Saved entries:
◇ ◇ ◇

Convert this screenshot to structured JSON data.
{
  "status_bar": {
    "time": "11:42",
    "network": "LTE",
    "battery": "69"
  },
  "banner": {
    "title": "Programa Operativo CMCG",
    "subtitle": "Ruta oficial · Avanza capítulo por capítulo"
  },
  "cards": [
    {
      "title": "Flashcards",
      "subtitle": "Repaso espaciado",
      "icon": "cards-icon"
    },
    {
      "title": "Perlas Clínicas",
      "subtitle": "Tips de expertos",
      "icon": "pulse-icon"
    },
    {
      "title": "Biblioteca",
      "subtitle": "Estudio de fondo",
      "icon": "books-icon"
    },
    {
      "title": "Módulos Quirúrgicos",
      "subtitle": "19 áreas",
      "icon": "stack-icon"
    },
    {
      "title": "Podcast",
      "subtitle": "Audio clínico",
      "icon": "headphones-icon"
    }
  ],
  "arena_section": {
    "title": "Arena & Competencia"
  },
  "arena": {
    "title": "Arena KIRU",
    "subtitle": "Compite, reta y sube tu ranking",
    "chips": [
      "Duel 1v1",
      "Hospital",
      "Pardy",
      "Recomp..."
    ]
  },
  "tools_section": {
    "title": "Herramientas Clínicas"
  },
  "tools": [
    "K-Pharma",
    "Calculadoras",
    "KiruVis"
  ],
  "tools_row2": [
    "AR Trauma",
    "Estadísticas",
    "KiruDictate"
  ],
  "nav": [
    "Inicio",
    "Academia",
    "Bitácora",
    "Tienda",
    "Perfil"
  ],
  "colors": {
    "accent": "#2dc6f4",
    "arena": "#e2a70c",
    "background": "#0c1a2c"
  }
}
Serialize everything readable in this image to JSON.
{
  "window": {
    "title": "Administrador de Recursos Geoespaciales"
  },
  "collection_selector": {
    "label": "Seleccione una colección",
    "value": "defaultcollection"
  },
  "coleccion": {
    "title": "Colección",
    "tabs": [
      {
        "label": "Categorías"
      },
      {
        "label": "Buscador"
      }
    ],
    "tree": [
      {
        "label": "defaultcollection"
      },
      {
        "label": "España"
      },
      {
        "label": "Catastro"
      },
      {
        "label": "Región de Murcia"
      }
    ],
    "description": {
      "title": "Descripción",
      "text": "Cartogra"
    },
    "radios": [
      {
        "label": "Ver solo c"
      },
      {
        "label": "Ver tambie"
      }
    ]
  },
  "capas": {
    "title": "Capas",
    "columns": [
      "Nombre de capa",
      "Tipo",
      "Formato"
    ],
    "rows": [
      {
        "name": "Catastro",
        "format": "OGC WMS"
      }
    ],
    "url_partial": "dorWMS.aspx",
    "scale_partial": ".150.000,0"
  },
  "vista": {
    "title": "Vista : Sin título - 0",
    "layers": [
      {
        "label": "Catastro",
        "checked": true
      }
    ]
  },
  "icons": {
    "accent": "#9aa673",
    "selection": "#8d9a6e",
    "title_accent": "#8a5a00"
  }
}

◇ ◇ ◇

Problem description:
Show every line from the listing above in which the string "this" appears.

Written reply:
Convert this screenshot to structured JSON data.
Serialize everything readable in this image to JSON.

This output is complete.